→ **Work order**
Filter the listing below, keeping only the lines with the word "WHICH".
*** Materials provided ***
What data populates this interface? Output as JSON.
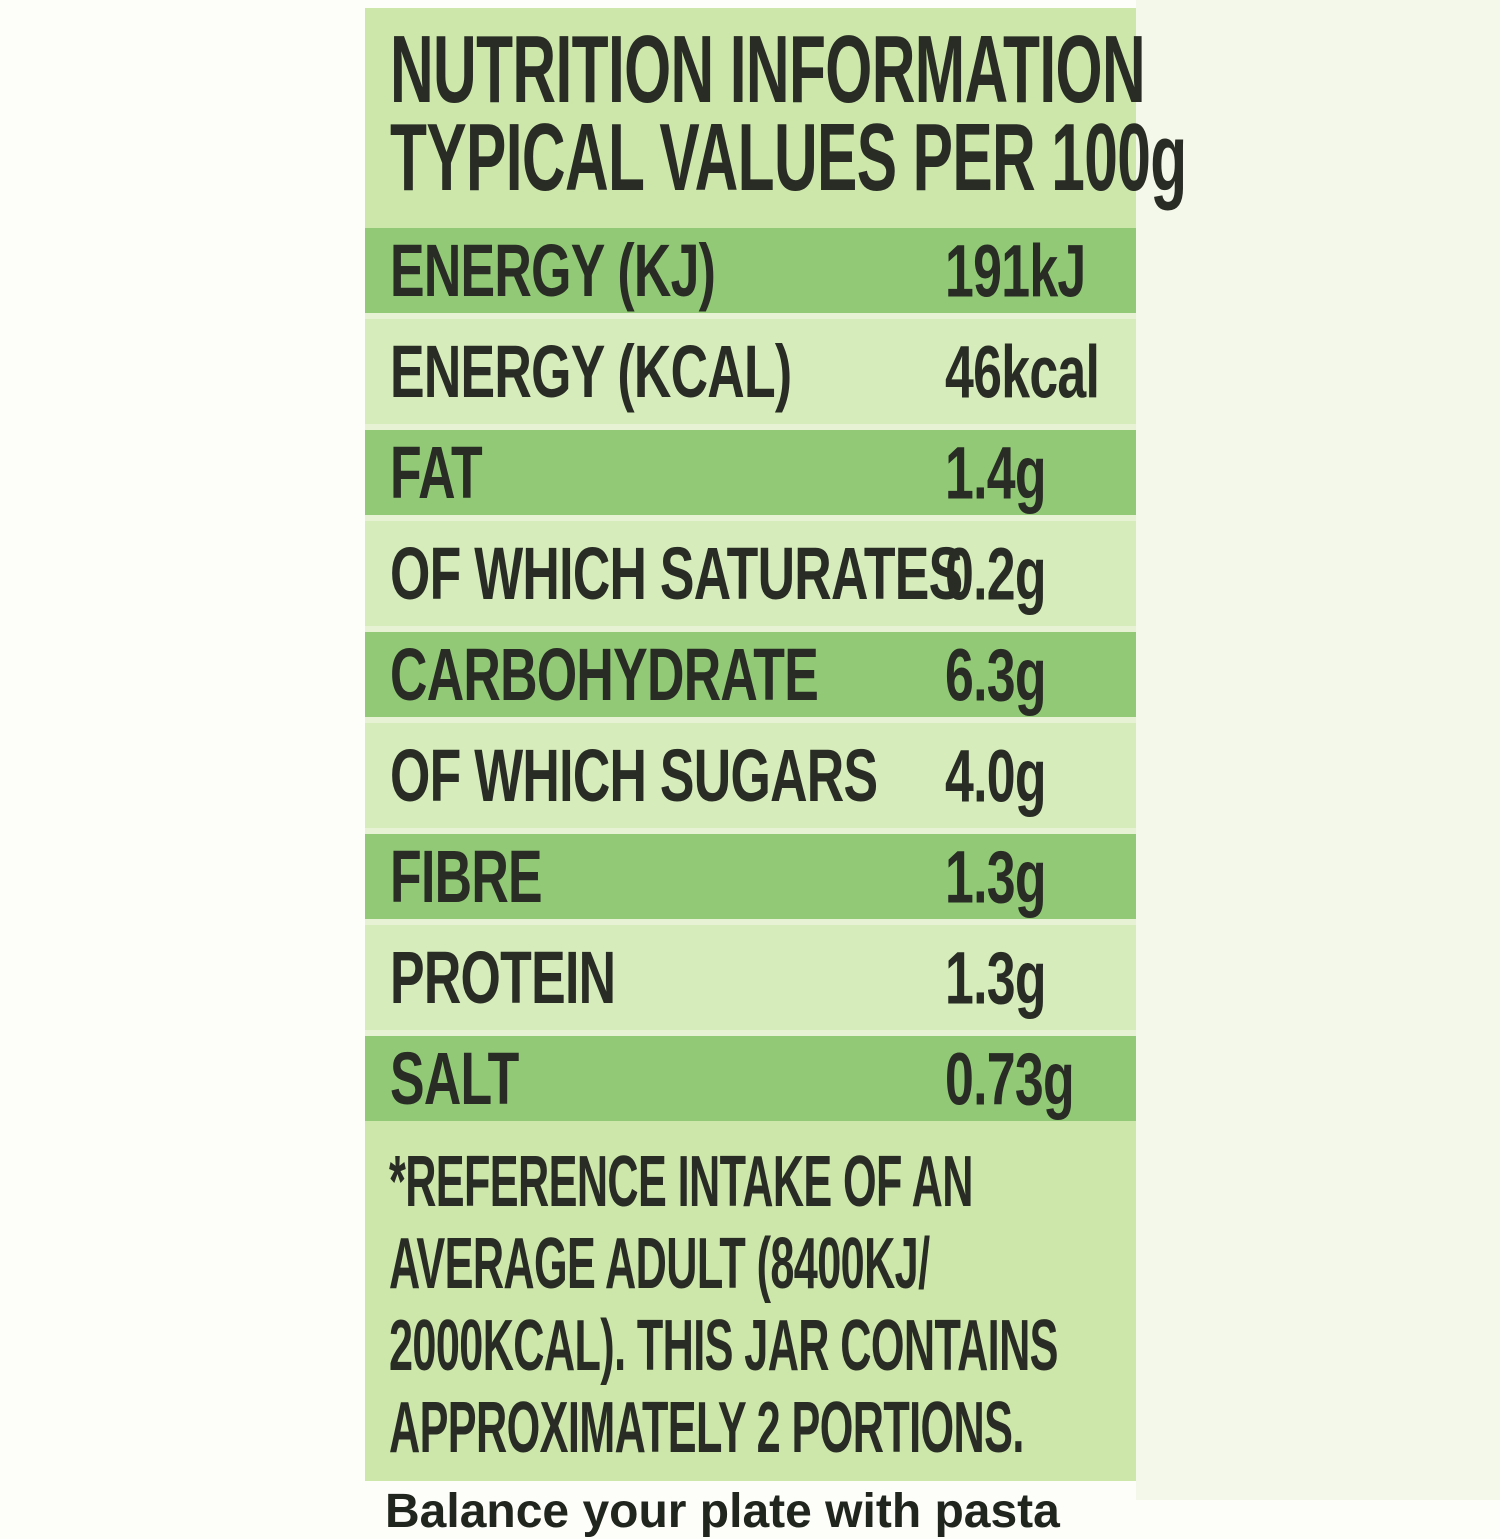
{
  "label": {
    "title_line1": "NUTRITION INFORMATION",
    "title_line2": "TYPICAL VALUES PER 100g",
    "rows": [
      {
        "label": "ENERGY (KJ)",
        "value": "191kJ",
        "highlighted": true
      },
      {
        "label": "ENERGY (KCAL)",
        "value": "46kcal",
        "highlighted": false
      },
      {
        "label": "FAT",
        "value": "1.4g",
        "highlighted": true
      },
      {
        "label": "OF WHICH SATURATES",
        "value": "0.2g",
        "highlighted": false
      },
      {
        "label": "CARBOHYDRATE",
        "value": "6.3g",
        "highlighted": true
      },
      {
        "label": "OF WHICH SUGARS",
        "value": "4.0g",
        "highlighted": false
      },
      {
        "label": "FIBRE",
        "value": "1.3g",
        "highlighted": true
      },
      {
        "label": "PROTEIN",
        "value": "1.3g",
        "highlighted": false
      },
      {
        "label": "SALT",
        "value": "0.73g",
        "highlighted": true
      }
    ],
    "footnote_lines": [
      "*REFERENCE INTAKE OF AN",
      "AVERAGE ADULT (8400KJ/",
      "2000KCAL). THIS JAR CONTAINS",
      "APPROXIMATELY 2 PORTIONS."
    ],
    "partial_bottom_text": "Balance your plate with pasta",
    "colors": {
      "panel_bg": "#cde7ab",
      "row_light": "#d6ecbb",
      "row_hl": "#92c977",
      "sep": "#e6f2d3",
      "text": "#282c24",
      "page_right": "#f4f8ea"
    }
  }
}
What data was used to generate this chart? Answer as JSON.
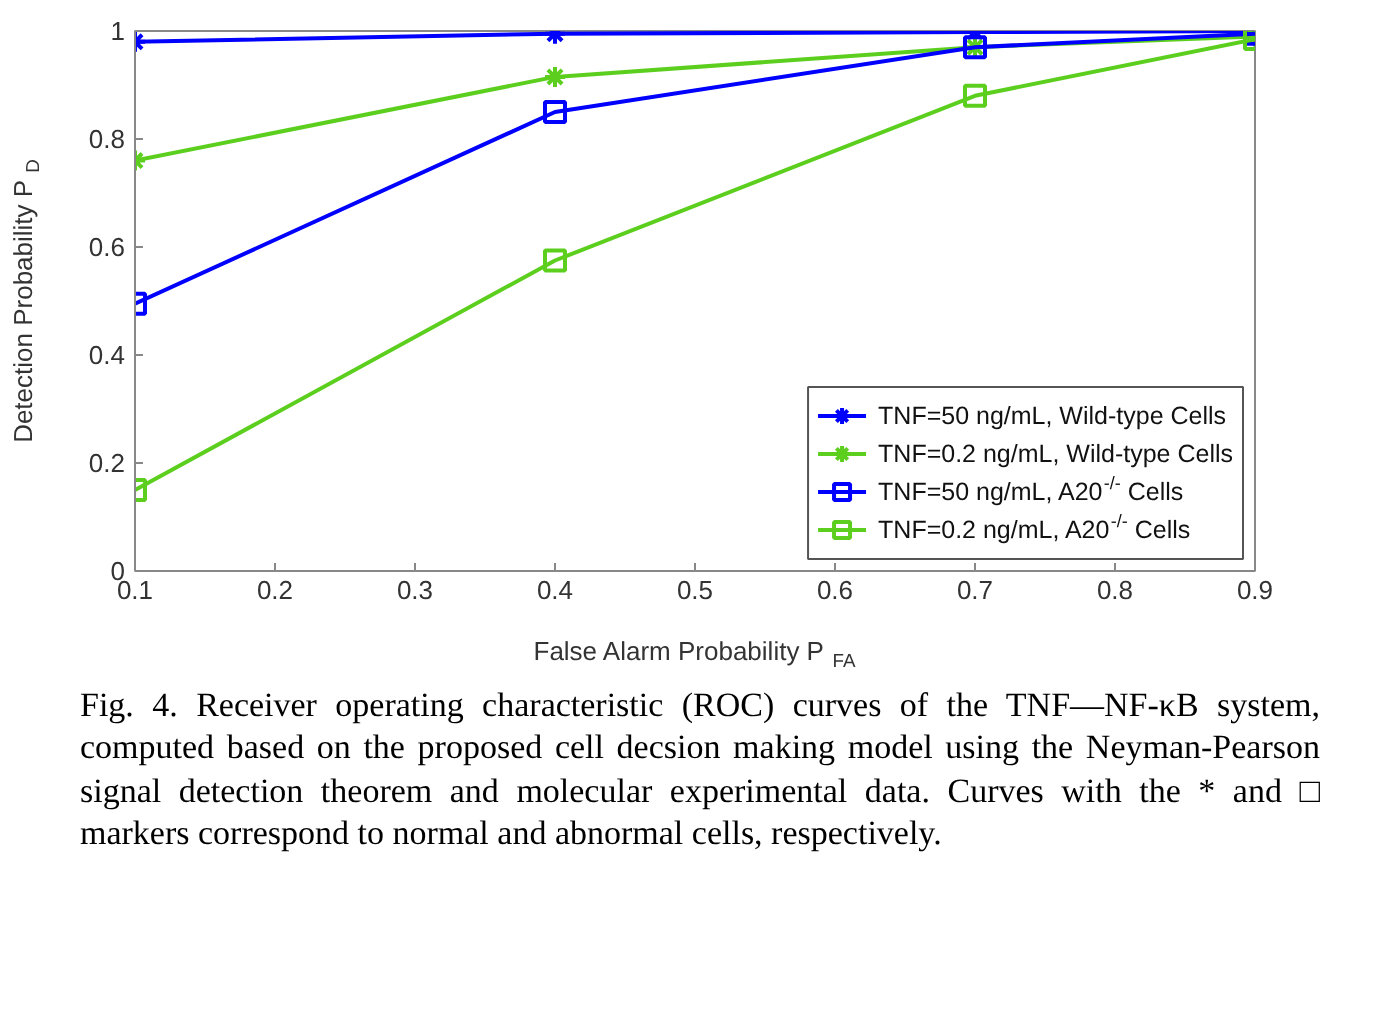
{
  "chart_data": {
    "type": "line",
    "xlabel": "False Alarm Probability  P$_{FA}$",
    "ylabel": "Detection Probability  P$_{D}$",
    "x": [
      0.1,
      0.4,
      0.7,
      0.9
    ],
    "series": [
      {
        "name": "TNF=50 ng/mL, Wild-type Cells",
        "color": "#0000ff",
        "marker": "cross",
        "values": [
          0.98,
          0.995,
          0.998,
          1.0
        ]
      },
      {
        "name": "TNF=0.2 ng/mL, Wild-type Cells",
        "color": "#5ccf1e",
        "marker": "cross",
        "values": [
          0.76,
          0.915,
          0.97,
          0.99
        ]
      },
      {
        "name": "TNF=50 ng/mL, A20$^{-/-}$ Cells",
        "color": "#0000ff",
        "marker": "square",
        "values": [
          0.495,
          0.85,
          0.97,
          0.995
        ]
      },
      {
        "name": "TNF=0.2 ng/mL, A20$^{-/-}$ Cells",
        "color": "#5ccf1e",
        "marker": "square",
        "values": [
          0.15,
          0.575,
          0.88,
          0.985
        ]
      }
    ],
    "xlim": [
      0.1,
      0.9
    ],
    "xticks": [
      0.1,
      0.2,
      0.3,
      0.4,
      0.5,
      0.6,
      0.7,
      0.8,
      0.9
    ],
    "ylim": [
      0,
      1
    ],
    "yticks": [
      0,
      0.2,
      0.4,
      0.6,
      0.8,
      1
    ],
    "grid": false,
    "legend": "bottom right",
    "line_style": "solid",
    "annotations": [
      "Fig. 4. Receiver operating characteristic (ROC) curves of the TNF—NF-κB system, computed based on the proposed cell decsion making model using the Neyman-Pearson signal detection theorem and molecular experimental data. Curves with the * and □ markers correspond to normal and abnormal cells, respectively."
    ]
  }
}
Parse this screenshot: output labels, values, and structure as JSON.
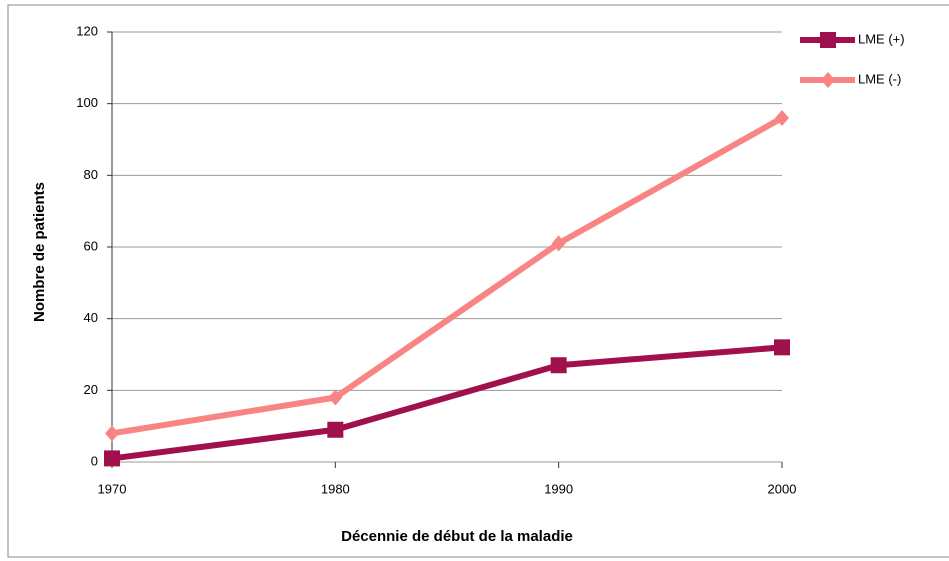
{
  "chart_data": {
    "type": "line",
    "x_label": "Décennie de début de la maladie",
    "y_label": "Nombre de patients",
    "x": [
      1970,
      1980,
      1990,
      2000
    ],
    "series": [
      {
        "name": "LME (+)",
        "color": "#a0104c",
        "marker": "square",
        "values": [
          1,
          9,
          27,
          32
        ]
      },
      {
        "name": "LME (-)",
        "color": "#f88484",
        "marker": "diamond",
        "values": [
          8,
          18,
          61,
          96
        ]
      }
    ],
    "xlim": [
      1970,
      2000
    ],
    "xticks": [
      1970,
      1980,
      1990,
      2000
    ],
    "ylim": [
      0,
      120
    ],
    "yticks": [
      0,
      20,
      40,
      60,
      80,
      100,
      120
    ],
    "grid": true,
    "legend": "upper right"
  }
}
*** End of Materials provided ***
→ **Response to this task**
        "label": "OF WHICH SATURATES",
        "label": "OF WHICH SUGARS",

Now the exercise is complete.